◆ EXERCISE TASK ◆
Copy out the listing exactly.

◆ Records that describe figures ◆
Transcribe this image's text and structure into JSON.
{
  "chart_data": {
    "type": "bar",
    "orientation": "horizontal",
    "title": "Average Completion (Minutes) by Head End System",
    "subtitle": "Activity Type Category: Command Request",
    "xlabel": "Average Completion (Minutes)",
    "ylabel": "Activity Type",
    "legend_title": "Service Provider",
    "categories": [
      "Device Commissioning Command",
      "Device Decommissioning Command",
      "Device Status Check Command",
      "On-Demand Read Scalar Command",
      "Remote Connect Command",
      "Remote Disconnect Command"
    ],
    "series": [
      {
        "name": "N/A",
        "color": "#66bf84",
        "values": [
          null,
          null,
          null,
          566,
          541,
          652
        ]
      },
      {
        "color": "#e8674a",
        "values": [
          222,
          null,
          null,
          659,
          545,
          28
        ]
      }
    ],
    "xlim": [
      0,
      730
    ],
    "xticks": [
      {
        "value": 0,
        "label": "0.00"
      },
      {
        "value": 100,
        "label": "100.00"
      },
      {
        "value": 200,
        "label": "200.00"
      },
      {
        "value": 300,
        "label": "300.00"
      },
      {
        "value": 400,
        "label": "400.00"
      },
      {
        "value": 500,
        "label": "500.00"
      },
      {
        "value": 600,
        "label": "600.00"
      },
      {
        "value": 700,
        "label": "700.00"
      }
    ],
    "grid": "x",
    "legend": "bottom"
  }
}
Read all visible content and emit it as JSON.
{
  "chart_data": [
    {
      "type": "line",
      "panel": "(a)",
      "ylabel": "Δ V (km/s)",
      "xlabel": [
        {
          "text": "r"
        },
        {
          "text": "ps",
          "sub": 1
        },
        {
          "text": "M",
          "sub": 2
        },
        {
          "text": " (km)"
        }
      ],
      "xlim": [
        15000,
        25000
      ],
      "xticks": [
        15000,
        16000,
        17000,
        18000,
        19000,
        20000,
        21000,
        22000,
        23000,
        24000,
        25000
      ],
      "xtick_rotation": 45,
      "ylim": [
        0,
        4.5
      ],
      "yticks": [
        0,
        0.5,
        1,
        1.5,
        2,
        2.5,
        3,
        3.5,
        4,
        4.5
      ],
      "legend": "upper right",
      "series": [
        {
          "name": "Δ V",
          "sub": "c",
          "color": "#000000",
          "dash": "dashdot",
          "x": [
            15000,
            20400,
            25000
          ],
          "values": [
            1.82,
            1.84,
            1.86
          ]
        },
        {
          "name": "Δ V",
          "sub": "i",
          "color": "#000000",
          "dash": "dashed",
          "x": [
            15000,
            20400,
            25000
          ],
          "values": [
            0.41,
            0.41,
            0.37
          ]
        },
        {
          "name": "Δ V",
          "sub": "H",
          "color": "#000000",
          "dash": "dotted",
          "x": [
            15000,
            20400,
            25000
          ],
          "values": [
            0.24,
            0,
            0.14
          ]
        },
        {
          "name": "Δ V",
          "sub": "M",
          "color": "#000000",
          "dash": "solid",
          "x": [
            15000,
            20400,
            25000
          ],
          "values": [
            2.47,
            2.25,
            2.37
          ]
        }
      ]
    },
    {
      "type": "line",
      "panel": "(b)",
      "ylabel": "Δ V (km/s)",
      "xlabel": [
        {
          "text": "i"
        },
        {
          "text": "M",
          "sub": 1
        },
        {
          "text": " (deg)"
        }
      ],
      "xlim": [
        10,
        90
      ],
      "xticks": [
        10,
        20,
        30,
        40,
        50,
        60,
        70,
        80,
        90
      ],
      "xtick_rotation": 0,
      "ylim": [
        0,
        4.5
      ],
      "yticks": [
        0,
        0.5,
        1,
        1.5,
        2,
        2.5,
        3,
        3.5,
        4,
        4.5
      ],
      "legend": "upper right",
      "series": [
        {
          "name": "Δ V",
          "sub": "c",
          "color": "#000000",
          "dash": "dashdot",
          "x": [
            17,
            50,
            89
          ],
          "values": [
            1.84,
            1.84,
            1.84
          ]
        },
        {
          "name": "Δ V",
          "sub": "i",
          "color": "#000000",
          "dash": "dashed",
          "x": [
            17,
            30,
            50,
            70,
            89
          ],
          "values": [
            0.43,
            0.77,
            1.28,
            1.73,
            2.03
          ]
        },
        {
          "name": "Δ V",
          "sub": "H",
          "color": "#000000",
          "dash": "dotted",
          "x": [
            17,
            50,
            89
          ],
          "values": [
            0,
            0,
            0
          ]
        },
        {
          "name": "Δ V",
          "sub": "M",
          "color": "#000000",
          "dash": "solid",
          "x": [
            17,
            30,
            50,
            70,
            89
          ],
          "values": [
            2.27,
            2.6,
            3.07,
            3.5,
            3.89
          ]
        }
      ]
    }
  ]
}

◆ TASK SOLUTION ◆
Transcribe this image's text and structure into JSON.
{
  "chart_data": {
    "type": "bar",
    "orientation": "horizontal",
    "title": "Average Completion (Minutes) by Head End System",
    "subtitle": "Activity Type Category: Command Request",
    "xlabel": "Average Completion (Minutes)",
    "ylabel": "Activity Type",
    "legend_title": "Service Provider",
    "categories": [
      "Device Commissioning Command",
      "Device Decommissioning Command",
      "Device Status Check Command",
      "On-Demand Read Scalar Command",
      "Remote Connect Command",
      "Remote Disconnect Command"
    ],
    "series": [
      {
        "name": "N/A",
        "color": "#66bf84",
        "values": [
          null,
          null,
          null,
          566,
          541,
          652
        ]
      },
      {
        "color": "#e8674a",
        "values": [
          222,
          null,
          null,
          659,
          545,
          28
        ]
      }
    ],
    "xlim": [
      0,
      730
    ],
    "xticks": [
      {
        "value": 0,
        "label": "0.00"
      },
      {
        "value": 100,
        "label": "100.00"
      },
      {
        "value": 200,
        "label": "200.00"
      },
      {
        "value": 300,
        "label": "300.00"
      },
      {
        "value": 400,
        "label": "400.00"
      },
      {
        "value": 500,
        "label": "500.00"
      },
      {
        "value": 600,
        "label": "600.00"
      },
      {
        "value": 700,
        "label": "700.00"
      }
    ],
    "grid": "x",
    "legend": "bottom"
  }
}
Read all visible content and emit it as JSON.
{
  "chart_data": [
    {
      "type": "line",
      "panel": "(a)",
      "ylabel": "Δ V (km/s)",
      "xlabel": [
        {
          "text": "r"
        },
        {
          "text": "ps",
          "sub": 1
        },
        {
          "text": "M",
          "sub": 2
        },
        {
          "text": " (km)"
        }
      ],
      "xlim": [
        15000,
        25000
      ],
      "xticks": [
        15000,
        16000,
        17000,
        18000,
        19000,
        20000,
        21000,
        22000,
        23000,
        24000,
        25000
      ],
      "xtick_rotation": 45,
      "ylim": [
        0,
        4.5
      ],
      "yticks": [
        0,
        0.5,
        1,
        1.5,
        2,
        2.5,
        3,
        3.5,
        4,
        4.5
      ],
      "legend": "upper right",
      "series": [
        {
          "name": "Δ V",
          "sub": "c",
          "color": "#000000",
          "dash": "dashdot",
          "x": [
            15000,
            20400,
            25000
          ],
          "values": [
            1.82,
            1.84,
            1.86
          ]
        },
        {
          "name": "Δ V",
          "sub": "i",
          "color": "#000000",
          "dash": "dashed",
          "x": [
            15000,
            20400,
            25000
          ],
          "values": [
            0.41,
            0.41,
            0.37
          ]
        },
        {
          "name": "Δ V",
          "sub": "H",
          "color": "#000000",
          "dash": "dotted",
          "x": [
            15000,
            20400,
            25000
          ],
          "values": [
            0.24,
            0,
            0.14
          ]
        },
        {
          "name": "Δ V",
          "sub": "M",
          "color": "#000000",
          "dash": "solid",
          "x": [
            15000,
            20400,
            25000
          ],
          "values": [
            2.47,
            2.25,
            2.37
          ]
        }
      ]
    },
    {
      "type": "line",
      "panel": "(b)",
      "ylabel": "Δ V (km/s)",
      "xlabel": [
        {
          "text": "i"
        },
        {
          "text": "M",
          "sub": 1
        },
        {
          "text": " (deg)"
        }
      ],
      "xlim": [
        10,
        90
      ],
      "xticks": [
        10,
        20,
        30,
        40,
        50,
        60,
        70,
        80,
        90
      ],
      "xtick_rotation": 0,
      "ylim": [
        0,
        4.5
      ],
      "yticks": [
        0,
        0.5,
        1,
        1.5,
        2,
        2.5,
        3,
        3.5,
        4,
        4.5
      ],
      "legend": "upper right",
      "series": [
        {
          "name": "Δ V",
          "sub": "c",
          "color": "#000000",
          "dash": "dashdot",
          "x": [
            17,
            50,
            89
          ],
          "values": [
            1.84,
            1.84,
            1.84
          ]
        },
        {
          "name": "Δ V",
          "sub": "i",
          "color": "#000000",
          "dash": "dashed",
          "x": [
            17,
            30,
            50,
            70,
            89
          ],
          "values": [
            0.43,
            0.77,
            1.28,
            1.73,
            2.03
          ]
        },
        {
          "name": "Δ V",
          "sub": "H",
          "color": "#000000",
          "dash": "dotted",
          "x": [
            17,
            50,
            89
          ],
          "values": [
            0,
            0,
            0
          ]
        },
        {
          "name": "Δ V",
          "sub": "M",
          "color": "#000000",
          "dash": "solid",
          "x": [
            17,
            30,
            50,
            70,
            89
          ],
          "values": [
            2.27,
            2.6,
            3.07,
            3.5,
            3.89
          ]
        }
      ]
    }
  ]
}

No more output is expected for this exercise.